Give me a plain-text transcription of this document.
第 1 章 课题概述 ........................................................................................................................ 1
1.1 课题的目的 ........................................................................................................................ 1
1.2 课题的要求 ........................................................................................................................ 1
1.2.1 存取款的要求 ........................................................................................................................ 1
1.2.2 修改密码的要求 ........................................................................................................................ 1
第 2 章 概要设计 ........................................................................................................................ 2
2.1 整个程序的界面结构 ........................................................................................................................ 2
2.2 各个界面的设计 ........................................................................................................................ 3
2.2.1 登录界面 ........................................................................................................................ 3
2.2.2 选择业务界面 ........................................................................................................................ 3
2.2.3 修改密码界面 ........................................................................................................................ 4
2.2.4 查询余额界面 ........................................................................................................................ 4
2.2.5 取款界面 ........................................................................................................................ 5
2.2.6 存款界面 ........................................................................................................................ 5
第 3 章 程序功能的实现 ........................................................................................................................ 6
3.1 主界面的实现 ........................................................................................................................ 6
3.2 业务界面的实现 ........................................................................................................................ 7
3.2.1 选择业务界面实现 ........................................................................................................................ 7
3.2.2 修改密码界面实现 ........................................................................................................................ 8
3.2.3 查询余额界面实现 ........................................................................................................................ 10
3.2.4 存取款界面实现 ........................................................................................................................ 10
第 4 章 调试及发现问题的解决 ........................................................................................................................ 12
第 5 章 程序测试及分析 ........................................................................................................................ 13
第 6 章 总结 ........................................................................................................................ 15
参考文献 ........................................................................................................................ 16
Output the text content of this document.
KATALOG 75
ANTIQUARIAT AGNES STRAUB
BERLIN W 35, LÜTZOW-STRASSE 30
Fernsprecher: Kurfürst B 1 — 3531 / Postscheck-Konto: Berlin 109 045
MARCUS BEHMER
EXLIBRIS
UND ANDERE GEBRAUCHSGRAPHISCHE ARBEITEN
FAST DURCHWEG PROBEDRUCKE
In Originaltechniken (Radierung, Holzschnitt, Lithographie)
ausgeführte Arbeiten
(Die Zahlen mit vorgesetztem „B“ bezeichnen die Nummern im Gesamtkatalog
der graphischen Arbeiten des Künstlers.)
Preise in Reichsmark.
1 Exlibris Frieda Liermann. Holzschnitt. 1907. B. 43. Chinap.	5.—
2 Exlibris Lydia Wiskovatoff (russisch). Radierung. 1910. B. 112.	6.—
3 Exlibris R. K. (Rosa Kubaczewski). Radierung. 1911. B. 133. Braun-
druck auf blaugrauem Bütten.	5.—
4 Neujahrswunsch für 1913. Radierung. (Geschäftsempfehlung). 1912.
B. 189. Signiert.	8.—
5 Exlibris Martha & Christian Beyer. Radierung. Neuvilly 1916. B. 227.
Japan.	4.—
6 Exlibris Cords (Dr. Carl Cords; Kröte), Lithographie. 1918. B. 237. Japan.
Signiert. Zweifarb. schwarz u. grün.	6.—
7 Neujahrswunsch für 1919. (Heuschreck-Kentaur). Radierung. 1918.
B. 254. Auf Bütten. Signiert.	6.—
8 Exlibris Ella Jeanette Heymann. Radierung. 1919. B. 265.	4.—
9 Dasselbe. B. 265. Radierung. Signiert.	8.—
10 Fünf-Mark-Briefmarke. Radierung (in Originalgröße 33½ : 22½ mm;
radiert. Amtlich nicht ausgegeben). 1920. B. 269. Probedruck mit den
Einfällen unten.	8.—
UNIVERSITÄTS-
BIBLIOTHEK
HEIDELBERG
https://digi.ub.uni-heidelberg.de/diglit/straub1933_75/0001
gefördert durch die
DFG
● ● ● ● ● ● ●
Starting with the line that contains "Output the text content of this document.", repeat each line through the last one exactly as it appears. Include both ends and nothing more.

Output the text content of this document.
KATALOG 75
ANTIQUARIAT AGNES STRAUB
BERLIN W 35, LÜTZOW-STRASSE 30
Fernsprecher: Kurfürst B 1 — 3531 / Postscheck-Konto: Berlin 109 045
MARCUS BEHMER
EXLIBRIS
UND ANDERE GEBRAUCHSGRAPHISCHE ARBEITEN
FAST DURCHWEG PROBEDRUCKE
In Originaltechniken (Radierung, Holzschnitt, Lithographie)
ausgeführte Arbeiten
(Die Zahlen mit vorgesetztem „B“ bezeichnen die Nummern im Gesamtkatalog
der graphischen Arbeiten des Künstlers.)
Preise in Reichsmark.
1 Exlibris Frieda Liermann. Holzschnitt. 1907. B. 43. Chinap.	5.—
2 Exlibris Lydia Wiskovatoff (russisch). Radierung. 1910. B. 112.	6.—
3 Exlibris R. K. (Rosa Kubaczewski). Radierung. 1911. B. 133. Braun-
druck auf blaugrauem Bütten.	5.—
4 Neujahrswunsch für 1913. Radierung. (Geschäftsempfehlung). 1912.
B. 189. Signiert.	8.—
5 Exlibris Martha & Christian Beyer. Radierung. Neuvilly 1916. B. 227.
Japan.	4.—
6 Exlibris Cords (Dr. Carl Cords; Kröte), Lithographie. 1918. B. 237. Japan.
Signiert. Zweifarb. schwarz u. grün.	6.—
7 Neujahrswunsch für 1919. (Heuschreck-Kentaur). Radierung. 1918.
B. 254. Auf Bütten. Signiert.	6.—
8 Exlibris Ella Jeanette Heymann. Radierung. 1919. B. 265.	4.—
9 Dasselbe. B. 265. Radierung. Signiert.	8.—
10 Fünf-Mark-Briefmarke. Radierung (in Originalgröße 33½ : 22½ mm;
radiert. Amtlich nicht ausgegeben). 1920. B. 269. Probedruck mit den
Einfällen unten.	8.—
UNIVERSITÄTS-
BIBLIOTHEK
HEIDELBERG
https://digi.ub.uni-heidelberg.de/diglit/straub1933_75/0001
gefördert durch die
DFG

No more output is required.